◆ **SET TASK**: Beneath this task is a listing. State how many of its lines include the string "resolution", giving nothing but the number.

Saved entries
----

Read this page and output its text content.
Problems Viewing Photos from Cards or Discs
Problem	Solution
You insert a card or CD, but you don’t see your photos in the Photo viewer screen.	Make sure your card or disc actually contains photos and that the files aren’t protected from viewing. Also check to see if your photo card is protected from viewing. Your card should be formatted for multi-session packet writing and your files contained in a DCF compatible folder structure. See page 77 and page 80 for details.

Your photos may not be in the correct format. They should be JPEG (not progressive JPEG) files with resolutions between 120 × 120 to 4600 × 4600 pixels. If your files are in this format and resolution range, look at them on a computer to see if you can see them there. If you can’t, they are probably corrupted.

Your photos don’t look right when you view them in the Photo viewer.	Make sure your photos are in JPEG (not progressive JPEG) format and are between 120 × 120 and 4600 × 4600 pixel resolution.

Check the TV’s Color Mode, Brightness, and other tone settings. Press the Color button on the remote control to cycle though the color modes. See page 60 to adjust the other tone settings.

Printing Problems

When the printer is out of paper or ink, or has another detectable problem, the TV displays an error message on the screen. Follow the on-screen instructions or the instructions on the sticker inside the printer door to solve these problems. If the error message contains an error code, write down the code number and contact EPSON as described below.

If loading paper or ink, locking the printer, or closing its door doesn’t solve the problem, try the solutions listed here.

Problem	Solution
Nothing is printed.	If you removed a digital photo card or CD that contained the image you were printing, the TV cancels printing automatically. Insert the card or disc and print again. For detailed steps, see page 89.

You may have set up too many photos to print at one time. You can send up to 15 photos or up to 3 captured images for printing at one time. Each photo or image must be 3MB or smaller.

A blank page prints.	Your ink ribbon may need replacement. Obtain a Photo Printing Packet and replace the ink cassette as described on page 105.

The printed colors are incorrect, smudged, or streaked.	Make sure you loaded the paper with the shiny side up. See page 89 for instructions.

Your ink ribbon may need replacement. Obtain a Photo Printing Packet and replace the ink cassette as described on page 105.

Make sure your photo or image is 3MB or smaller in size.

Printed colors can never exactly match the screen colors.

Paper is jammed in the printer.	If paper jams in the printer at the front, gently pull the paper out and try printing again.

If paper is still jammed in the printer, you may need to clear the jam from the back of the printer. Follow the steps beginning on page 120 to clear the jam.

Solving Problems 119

----

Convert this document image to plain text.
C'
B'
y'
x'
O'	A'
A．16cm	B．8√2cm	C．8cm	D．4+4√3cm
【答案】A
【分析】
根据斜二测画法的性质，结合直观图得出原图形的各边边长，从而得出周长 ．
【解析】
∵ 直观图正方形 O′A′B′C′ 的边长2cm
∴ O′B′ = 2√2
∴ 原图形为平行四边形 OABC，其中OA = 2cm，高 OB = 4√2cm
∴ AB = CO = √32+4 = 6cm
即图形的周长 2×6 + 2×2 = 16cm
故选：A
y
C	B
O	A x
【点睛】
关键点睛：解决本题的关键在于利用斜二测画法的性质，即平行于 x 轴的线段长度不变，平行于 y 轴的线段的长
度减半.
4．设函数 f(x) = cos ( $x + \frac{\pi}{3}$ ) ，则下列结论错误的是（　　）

----

◆ **RESULT OF THE EXERCISE**: 2